PROVIDED RECORDS:
▽

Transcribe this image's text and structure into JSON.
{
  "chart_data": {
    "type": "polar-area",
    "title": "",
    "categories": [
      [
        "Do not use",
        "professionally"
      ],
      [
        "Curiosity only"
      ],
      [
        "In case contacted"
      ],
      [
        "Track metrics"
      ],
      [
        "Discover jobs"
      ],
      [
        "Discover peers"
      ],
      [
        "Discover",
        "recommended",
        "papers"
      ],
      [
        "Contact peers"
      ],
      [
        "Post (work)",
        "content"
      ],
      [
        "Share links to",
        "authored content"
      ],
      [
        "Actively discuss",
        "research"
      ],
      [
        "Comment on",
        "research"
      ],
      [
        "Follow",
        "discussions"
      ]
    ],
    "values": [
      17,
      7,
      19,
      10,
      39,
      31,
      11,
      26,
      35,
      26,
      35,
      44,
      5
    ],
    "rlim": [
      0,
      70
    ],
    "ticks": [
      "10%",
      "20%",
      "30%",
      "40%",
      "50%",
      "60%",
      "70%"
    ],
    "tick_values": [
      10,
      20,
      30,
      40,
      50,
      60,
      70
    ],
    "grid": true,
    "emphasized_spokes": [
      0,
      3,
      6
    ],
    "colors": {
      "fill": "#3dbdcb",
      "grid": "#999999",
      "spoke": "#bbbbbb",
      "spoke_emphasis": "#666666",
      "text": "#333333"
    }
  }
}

△

Each line in the entries above that includes the string "text" should be extracted.

Transcribe this image's text and structure into JSON.
      "text": "#333333"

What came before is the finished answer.